## TASK DETAILS
Go through the lines below. Copy those with "increases".

Data records:
● ● ● ● ● ● ●
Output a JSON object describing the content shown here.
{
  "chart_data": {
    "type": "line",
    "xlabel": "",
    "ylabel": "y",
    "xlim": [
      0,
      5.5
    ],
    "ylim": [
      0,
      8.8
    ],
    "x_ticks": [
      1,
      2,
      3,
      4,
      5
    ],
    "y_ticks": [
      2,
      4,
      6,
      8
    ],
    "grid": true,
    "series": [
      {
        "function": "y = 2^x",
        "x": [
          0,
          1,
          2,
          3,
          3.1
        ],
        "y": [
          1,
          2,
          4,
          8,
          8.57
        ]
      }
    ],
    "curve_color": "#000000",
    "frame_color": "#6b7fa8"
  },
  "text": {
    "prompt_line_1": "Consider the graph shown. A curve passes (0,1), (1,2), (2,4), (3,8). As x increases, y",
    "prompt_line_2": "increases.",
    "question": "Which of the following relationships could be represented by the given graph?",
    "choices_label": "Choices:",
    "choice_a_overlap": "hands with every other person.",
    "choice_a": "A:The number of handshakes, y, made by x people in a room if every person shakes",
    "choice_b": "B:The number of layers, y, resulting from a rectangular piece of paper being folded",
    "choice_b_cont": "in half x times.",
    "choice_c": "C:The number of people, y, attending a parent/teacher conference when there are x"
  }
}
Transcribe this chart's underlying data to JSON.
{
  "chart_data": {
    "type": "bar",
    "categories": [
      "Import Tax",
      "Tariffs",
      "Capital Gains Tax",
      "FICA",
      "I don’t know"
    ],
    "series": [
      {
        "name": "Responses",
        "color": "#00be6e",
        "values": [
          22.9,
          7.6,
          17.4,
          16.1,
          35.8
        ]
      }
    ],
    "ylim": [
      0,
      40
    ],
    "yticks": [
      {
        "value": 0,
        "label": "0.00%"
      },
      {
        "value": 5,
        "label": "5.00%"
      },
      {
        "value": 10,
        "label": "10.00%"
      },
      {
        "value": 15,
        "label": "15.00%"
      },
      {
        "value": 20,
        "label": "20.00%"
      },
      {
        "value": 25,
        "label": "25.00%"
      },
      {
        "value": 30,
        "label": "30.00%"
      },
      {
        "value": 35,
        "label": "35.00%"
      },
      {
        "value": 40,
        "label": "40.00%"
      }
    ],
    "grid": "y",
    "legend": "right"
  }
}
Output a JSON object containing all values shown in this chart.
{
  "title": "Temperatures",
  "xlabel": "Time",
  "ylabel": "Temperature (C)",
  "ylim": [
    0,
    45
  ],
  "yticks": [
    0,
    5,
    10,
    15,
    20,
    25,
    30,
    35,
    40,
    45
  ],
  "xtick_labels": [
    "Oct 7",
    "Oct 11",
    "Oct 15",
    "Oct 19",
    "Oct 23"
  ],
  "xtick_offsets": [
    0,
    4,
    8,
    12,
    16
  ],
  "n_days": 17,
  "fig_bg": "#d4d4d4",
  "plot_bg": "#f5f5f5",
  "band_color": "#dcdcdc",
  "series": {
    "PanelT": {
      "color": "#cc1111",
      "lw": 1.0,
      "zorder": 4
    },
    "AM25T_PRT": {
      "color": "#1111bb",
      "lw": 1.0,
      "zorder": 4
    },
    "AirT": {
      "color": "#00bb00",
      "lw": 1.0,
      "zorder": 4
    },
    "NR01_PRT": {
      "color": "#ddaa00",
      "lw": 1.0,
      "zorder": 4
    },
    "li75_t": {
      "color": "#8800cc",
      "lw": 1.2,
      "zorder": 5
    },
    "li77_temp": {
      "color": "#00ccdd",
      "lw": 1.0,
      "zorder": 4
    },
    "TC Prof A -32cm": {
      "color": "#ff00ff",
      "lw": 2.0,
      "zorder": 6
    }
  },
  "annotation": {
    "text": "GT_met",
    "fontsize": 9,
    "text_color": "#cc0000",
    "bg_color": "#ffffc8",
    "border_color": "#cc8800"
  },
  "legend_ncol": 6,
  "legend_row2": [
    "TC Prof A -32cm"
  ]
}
● ● ● ● ● ● ●
## SOLUTION
    "prompt_line_1": "Consider the graph shown. A curve passes (0,1), (1,2), (2,4), (3,8). As x increases, y",
    "prompt_line_2": "increases.",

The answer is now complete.